All the data should be printed again exactly as written.

[Document transcript data]
::::::

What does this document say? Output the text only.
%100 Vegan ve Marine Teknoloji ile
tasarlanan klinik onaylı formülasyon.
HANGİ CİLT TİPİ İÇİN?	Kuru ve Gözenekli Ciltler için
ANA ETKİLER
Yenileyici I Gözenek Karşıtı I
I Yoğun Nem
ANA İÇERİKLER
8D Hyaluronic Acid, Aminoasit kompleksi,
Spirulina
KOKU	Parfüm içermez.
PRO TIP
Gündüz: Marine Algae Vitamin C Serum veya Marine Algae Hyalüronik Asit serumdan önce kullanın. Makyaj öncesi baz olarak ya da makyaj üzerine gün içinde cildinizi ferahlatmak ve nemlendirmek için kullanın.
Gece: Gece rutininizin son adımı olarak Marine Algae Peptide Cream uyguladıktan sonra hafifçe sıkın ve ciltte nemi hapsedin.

::::::

= Written solution =
What does this document say? Output the text only.
%100 Vegan ve Marine Teknoloji ile
tasarlanan klinik onaylı formülasyon.
HANGİ CİLT TİPİ İÇİN?	Kuru ve Gözenekli Ciltler için
ANA ETKİLER
Yenileyici I Gözenek Karşıtı I
I Yoğun Nem
ANA İÇERİKLER
8D Hyaluronic Acid, Aminoasit kompleksi,
Spirulina
KOKU	Parfüm içermez.
PRO TIP
Gündüz: Marine Algae Vitamin C Serum veya Marine Algae Hyalüronik Asit serumdan önce kullanın. Makyaj öncesi baz olarak ya da makyaj üzerine gün içinde cildinizi ferahlatmak ve nemlendirmek için kullanın.
Gece: Gece rutininizin son adımı olarak Marine Algae Peptide Cream uyguladıktan sonra hafifçe sıkın ve ciltte nemi hapsedin.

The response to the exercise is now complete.